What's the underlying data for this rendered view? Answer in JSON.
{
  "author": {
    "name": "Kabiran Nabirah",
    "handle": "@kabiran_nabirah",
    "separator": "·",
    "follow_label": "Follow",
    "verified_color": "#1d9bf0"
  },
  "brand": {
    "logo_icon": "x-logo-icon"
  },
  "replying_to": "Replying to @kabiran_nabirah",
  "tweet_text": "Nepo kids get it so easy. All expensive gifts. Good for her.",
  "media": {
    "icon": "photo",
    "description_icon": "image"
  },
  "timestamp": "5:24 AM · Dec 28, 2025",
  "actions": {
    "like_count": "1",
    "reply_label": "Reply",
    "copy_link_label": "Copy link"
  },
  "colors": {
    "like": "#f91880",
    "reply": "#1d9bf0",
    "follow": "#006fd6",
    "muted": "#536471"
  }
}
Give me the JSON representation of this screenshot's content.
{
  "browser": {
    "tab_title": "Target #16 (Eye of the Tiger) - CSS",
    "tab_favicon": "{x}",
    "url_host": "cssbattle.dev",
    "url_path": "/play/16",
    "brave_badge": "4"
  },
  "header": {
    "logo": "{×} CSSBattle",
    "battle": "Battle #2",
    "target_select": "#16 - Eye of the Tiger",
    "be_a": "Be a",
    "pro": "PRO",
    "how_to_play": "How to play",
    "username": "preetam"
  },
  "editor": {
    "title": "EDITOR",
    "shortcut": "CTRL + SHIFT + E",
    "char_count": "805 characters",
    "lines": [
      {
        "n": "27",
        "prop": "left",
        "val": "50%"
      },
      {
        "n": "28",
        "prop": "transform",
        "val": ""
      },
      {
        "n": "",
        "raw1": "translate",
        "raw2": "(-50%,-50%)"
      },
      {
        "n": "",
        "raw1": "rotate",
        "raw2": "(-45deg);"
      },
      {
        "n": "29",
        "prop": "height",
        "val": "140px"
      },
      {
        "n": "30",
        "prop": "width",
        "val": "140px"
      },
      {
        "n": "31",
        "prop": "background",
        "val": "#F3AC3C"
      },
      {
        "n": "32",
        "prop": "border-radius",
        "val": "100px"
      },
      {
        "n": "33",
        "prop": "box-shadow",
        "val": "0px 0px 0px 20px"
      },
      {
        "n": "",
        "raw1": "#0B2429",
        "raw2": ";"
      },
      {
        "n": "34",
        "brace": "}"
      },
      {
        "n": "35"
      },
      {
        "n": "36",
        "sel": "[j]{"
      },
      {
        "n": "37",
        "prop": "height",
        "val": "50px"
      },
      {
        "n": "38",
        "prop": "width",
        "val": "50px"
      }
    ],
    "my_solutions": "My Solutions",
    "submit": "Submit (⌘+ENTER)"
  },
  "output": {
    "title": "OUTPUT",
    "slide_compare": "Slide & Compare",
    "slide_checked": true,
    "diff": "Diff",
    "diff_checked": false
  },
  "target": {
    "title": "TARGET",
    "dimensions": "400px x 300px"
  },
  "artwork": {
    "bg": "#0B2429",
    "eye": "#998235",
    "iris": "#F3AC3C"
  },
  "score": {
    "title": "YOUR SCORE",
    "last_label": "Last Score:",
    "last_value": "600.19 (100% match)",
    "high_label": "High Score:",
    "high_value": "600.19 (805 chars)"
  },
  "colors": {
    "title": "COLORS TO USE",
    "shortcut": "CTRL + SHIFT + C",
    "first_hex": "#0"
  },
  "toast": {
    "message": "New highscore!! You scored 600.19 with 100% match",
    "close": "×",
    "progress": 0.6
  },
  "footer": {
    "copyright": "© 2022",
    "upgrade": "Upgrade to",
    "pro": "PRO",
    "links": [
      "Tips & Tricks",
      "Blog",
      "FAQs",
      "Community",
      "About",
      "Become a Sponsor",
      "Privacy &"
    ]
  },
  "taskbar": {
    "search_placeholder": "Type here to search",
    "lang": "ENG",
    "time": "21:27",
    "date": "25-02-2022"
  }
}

● WORK TO COMPLETE: Copy all the entries verbatim.

● TASK RESULT:
What's the underlying data for this rendered view? Answer in JSON.
{
  "author": {
    "name": "Kabiran Nabirah",
    "handle": "@kabiran_nabirah",
    "separator": "·",
    "follow_label": "Follow",
    "verified_color": "#1d9bf0"
  },
  "brand": {
    "logo_icon": "x-logo-icon"
  },
  "replying_to": "Replying to @kabiran_nabirah",
  "tweet_text": "Nepo kids get it so easy. All expensive gifts. Good for her.",
  "media": {
    "icon": "photo",
    "description_icon": "image"
  },
  "timestamp": "5:24 AM · Dec 28, 2025",
  "actions": {
    "like_count": "1",
    "reply_label": "Reply",
    "copy_link_label": "Copy link"
  },
  "colors": {
    "like": "#f91880",
    "reply": "#1d9bf0",
    "follow": "#006fd6",
    "muted": "#536471"
  }
}
Give me the JSON representation of this screenshot's content.
{
  "browser": {
    "tab_title": "Target #16 (Eye of the Tiger) - CSS",
    "tab_favicon": "{x}",
    "url_host": "cssbattle.dev",
    "url_path": "/play/16",
    "brave_badge": "4"
  },
  "header": {
    "logo": "{×} CSSBattle",
    "battle": "Battle #2",
    "target_select": "#16 - Eye of the Tiger",
    "be_a": "Be a",
    "pro": "PRO",
    "how_to_play": "How to play",
    "username": "preetam"
  },
  "editor": {
    "title": "EDITOR",
    "shortcut": "CTRL + SHIFT + E",
    "char_count": "805 characters",
    "lines": [
      {
        "n": "27",
        "prop": "left",
        "val": "50%"
      },
      {
        "n": "28",
        "prop": "transform",
        "val": ""
      },
      {
        "n": "",
        "raw1": "translate",
        "raw2": "(-50%,-50%)"
      },
      {
        "n": "",
        "raw1": "rotate",
        "raw2": "(-45deg);"
      },
      {
        "n": "29",
        "prop": "height",
        "val": "140px"
      },
      {
        "n": "30",
        "prop": "width",
        "val": "140px"
      },
      {
        "n": "31",
        "prop": "background",
        "val": "#F3AC3C"
      },
      {
        "n": "32",
        "prop": "border-radius",
        "val": "100px"
      },
      {
        "n": "33",
        "prop": "box-shadow",
        "val": "0px 0px 0px 20px"
      },
      {
        "n": "",
        "raw1": "#0B2429",
        "raw2": ";"
      },
      {
        "n": "34",
        "brace": "}"
      },
      {
        "n": "35"
      },
      {
        "n": "36",
        "sel": "[j]{"
      },
      {
        "n": "37",
        "prop": "height",
        "val": "50px"
      },
      {
        "n": "38",
        "prop": "width",
        "val": "50px"
      }
    ],
    "my_solutions": "My Solutions",
    "submit": "Submit (⌘+ENTER)"
  },
  "output": {
    "title": "OUTPUT",
    "slide_compare": "Slide & Compare",
    "slide_checked": true,
    "diff": "Diff",
    "diff_checked": false
  },
  "target": {
    "title": "TARGET",
    "dimensions": "400px x 300px"
  },
  "artwork": {
    "bg": "#0B2429",
    "eye": "#998235",
    "iris": "#F3AC3C"
  },
  "score": {
    "title": "YOUR SCORE",
    "last_label": "Last Score:",
    "last_value": "600.19 (100% match)",
    "high_label": "High Score:",
    "high_value": "600.19 (805 chars)"
  },
  "colors": {
    "title": "COLORS TO USE",
    "shortcut": "CTRL + SHIFT + C",
    "first_hex": "#0"
  },
  "toast": {
    "message": "New highscore!! You scored 600.19 with 100% match",
    "close": "×",
    "progress": 0.6
  },
  "footer": {
    "copyright": "© 2022",
    "upgrade": "Upgrade to",
    "pro": "PRO",
    "links": [
      "Tips & Tricks",
      "Blog",
      "FAQs",
      "Community",
      "About",
      "Become a Sponsor",
      "Privacy &"
    ]
  },
  "taskbar": {
    "search_placeholder": "Type here to search",
    "lang": "ENG",
    "time": "21:27",
    "date": "25-02-2022"
  }
}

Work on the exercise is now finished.